Reading is the immutable objects mentioned above. One big thing we want is to make little distinction between row objects for a single table and row objects for a projection of a query's columns. There's no reason you shouldn't be able to get instances of the latter in a type-safe way. Because we are immutable, there's the potential to even expose final fields to save on methods.

Model objects are generated using an annotation processor

Again something we had and chose to eliminate for the initial release. There's already a PR to bring one back for type-safe insertion and I suspect we would do something similar for row-based object mappings.

I think we're on the same page here: no one wants reflection and code generation ends up being a lot simpler in the end. We also toyed with a Gradle plugin that generated code from a tighter DSL which eliminated the need to define all the interface methods or to reference generated code directly.

We have a custom mechanism for listening for data changes that uses Uris and ContentObservers

Our original version was built on this mechanism, but we found it lacking. A lot of data does map to the hierarchical structure of Uris but it can also be very limiting. We also found it very difficult to create a cohesive RxJava notification system on this structure because of the completely opaque nature of these notifications whereas our system despite not being granular in the public API allows for much more granular control in the underlying mechanism.

We did recently merge a feature to listen and thus trigger re-query on content providers provided a Uri via the content observer mechanism though. This is very handy for listening to other data sources but treating it as the same mechanism as a local DB.

Hopefully we'll build on our mechanism a lot more in the coming months to prove out its usefulness over the normal uri/content observer system.


I appreciate you reaching out. I certainly intend to keep an eye on the library (as I do the others for DB access) but I don't think we're headed quite in the same direction. Often times our choices reduces widespread applicability to users which yours might be afforded, but the trade-offs will hopefully create something more refined albeit in a much narrower scope of use.

Task instructions:
Return the passage of the database library text from "Again something we" up to and including "row-based object mappings.", copied word for word. Rely only on the text to answer.

Entries provided:
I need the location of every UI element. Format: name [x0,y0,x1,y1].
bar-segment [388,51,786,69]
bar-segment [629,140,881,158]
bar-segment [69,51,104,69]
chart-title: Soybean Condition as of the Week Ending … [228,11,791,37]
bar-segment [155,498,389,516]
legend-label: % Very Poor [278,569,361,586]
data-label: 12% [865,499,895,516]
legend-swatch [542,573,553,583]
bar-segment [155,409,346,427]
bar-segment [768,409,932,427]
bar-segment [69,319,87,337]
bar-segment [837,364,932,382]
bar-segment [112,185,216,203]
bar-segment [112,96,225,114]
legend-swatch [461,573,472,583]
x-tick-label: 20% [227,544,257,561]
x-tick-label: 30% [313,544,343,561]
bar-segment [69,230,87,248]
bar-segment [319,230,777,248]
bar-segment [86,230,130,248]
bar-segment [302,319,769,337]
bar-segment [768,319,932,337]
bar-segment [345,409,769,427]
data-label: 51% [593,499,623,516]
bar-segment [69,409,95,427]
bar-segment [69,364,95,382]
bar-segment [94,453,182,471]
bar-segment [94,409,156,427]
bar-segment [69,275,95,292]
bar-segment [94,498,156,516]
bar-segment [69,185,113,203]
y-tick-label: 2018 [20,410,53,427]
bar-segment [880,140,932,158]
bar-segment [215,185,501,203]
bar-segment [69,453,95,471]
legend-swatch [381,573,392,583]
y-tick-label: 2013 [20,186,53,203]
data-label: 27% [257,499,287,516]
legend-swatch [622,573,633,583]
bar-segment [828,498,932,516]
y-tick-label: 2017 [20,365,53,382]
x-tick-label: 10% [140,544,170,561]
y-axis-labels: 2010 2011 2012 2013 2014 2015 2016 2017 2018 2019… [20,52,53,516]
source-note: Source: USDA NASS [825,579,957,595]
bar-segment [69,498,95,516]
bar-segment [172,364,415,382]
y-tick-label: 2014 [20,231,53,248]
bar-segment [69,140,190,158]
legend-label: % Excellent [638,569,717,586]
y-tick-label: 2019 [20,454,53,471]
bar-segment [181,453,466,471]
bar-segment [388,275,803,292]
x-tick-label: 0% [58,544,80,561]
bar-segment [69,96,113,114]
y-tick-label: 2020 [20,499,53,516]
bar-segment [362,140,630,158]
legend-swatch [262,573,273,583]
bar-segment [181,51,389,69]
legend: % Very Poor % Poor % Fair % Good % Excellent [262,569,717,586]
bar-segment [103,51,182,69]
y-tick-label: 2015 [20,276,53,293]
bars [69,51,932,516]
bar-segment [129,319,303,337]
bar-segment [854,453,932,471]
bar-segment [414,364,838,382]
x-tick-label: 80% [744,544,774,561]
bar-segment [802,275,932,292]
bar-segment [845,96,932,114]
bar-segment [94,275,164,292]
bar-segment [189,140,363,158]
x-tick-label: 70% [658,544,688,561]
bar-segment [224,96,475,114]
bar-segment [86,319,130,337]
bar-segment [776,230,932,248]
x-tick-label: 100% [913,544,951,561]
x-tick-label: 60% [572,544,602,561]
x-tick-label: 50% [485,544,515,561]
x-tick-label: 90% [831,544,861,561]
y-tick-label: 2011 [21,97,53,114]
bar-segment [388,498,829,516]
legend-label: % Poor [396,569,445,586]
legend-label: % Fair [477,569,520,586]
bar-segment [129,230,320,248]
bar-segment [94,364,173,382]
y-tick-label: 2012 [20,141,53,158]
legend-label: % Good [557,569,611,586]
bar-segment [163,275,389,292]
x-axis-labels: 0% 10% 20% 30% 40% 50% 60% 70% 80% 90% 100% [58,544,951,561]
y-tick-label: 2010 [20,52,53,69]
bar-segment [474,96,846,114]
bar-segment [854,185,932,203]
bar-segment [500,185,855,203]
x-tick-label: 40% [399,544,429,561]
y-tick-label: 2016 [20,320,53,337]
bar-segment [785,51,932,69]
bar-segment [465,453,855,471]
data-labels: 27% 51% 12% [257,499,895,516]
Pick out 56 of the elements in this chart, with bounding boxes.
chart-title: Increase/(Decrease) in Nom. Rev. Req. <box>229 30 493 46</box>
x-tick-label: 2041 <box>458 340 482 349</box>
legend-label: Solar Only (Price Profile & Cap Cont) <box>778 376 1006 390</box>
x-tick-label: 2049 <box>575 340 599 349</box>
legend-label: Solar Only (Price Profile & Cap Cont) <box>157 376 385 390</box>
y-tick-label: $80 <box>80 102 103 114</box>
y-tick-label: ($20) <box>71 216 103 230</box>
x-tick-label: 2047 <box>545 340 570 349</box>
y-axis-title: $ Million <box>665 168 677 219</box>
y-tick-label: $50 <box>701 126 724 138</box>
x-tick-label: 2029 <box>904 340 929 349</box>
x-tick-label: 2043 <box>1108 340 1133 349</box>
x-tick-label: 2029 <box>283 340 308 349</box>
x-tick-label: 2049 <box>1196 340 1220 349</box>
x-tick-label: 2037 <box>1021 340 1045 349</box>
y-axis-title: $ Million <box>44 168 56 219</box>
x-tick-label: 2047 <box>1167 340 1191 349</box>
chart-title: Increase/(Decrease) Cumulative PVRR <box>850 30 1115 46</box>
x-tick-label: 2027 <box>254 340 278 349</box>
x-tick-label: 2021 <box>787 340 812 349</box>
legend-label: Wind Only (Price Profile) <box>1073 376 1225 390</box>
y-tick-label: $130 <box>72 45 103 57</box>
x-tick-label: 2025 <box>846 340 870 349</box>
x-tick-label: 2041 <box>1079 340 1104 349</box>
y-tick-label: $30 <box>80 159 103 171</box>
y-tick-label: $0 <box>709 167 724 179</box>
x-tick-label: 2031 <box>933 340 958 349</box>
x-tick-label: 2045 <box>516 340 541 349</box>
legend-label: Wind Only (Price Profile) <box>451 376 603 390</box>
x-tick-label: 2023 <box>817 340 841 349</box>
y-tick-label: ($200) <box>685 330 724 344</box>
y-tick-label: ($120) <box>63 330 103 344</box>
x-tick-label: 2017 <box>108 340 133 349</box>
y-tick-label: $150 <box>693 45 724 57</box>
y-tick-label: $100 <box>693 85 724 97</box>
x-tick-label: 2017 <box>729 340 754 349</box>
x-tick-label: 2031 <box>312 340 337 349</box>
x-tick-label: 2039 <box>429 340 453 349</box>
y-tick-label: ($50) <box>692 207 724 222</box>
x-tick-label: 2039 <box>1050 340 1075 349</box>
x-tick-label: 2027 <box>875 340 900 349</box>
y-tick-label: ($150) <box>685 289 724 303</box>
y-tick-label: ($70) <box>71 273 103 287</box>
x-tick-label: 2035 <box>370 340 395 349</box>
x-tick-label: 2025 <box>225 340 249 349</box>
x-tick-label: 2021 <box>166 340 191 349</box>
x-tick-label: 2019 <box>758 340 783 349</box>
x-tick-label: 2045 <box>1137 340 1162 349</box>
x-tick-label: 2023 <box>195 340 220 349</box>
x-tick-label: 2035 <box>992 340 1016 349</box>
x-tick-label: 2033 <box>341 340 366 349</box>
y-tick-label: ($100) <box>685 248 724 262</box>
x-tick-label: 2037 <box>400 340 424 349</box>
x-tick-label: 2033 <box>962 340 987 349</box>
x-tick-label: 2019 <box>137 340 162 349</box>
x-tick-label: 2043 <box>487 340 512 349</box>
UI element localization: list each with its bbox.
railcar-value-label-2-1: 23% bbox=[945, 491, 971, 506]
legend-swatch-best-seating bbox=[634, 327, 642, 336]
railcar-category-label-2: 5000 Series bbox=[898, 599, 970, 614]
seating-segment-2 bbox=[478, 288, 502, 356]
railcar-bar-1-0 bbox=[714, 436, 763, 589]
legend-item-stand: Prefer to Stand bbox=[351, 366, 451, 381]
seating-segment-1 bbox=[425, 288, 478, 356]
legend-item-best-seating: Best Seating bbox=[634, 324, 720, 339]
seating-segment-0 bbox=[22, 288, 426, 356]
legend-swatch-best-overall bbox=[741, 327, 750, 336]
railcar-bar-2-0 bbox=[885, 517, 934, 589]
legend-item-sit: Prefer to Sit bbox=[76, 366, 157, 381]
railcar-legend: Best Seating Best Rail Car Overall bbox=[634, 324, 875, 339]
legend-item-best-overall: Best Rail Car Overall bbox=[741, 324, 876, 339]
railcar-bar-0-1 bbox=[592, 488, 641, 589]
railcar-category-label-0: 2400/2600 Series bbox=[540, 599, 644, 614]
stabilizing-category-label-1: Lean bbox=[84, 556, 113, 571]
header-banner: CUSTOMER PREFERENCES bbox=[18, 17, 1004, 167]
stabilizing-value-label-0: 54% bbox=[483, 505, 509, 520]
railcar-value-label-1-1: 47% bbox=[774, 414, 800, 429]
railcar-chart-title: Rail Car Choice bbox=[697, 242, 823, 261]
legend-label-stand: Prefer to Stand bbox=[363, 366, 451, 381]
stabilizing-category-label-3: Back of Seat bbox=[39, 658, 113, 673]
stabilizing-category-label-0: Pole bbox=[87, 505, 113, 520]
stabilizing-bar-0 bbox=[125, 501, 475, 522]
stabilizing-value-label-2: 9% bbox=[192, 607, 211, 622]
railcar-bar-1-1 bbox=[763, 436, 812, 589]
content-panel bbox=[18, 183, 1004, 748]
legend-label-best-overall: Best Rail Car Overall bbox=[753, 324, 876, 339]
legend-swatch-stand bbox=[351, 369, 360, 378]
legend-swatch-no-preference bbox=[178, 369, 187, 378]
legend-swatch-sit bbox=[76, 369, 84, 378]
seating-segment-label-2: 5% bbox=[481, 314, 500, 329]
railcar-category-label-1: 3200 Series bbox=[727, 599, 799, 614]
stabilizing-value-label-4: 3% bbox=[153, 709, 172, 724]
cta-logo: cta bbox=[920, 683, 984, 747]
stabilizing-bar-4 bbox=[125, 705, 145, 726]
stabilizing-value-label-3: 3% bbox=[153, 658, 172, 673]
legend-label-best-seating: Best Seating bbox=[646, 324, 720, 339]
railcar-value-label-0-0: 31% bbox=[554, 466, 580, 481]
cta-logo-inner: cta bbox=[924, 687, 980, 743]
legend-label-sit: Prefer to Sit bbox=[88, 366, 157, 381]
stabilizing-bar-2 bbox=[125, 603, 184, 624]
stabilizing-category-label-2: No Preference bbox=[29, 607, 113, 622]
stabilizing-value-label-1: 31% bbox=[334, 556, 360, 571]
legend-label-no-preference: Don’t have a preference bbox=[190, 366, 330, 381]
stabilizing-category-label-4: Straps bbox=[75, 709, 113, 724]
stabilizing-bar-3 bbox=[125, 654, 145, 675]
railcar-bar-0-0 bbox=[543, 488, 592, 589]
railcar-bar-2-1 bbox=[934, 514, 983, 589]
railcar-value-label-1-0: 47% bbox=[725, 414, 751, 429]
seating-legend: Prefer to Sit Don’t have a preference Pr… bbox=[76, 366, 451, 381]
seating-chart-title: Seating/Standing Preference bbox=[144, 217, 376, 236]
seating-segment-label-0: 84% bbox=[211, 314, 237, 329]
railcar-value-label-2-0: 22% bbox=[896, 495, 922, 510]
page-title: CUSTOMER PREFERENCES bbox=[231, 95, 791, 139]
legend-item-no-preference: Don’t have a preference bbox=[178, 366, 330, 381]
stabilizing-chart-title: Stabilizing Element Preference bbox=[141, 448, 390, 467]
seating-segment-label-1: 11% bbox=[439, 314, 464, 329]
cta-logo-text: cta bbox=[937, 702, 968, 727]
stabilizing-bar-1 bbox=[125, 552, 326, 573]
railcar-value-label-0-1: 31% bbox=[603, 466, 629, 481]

Reply to the exercise:
Again something we had and chose to eliminate for the initial release. There's already a PR to bring one back for type-safe insertion and I suspect we would do something similar for row-based object mappings.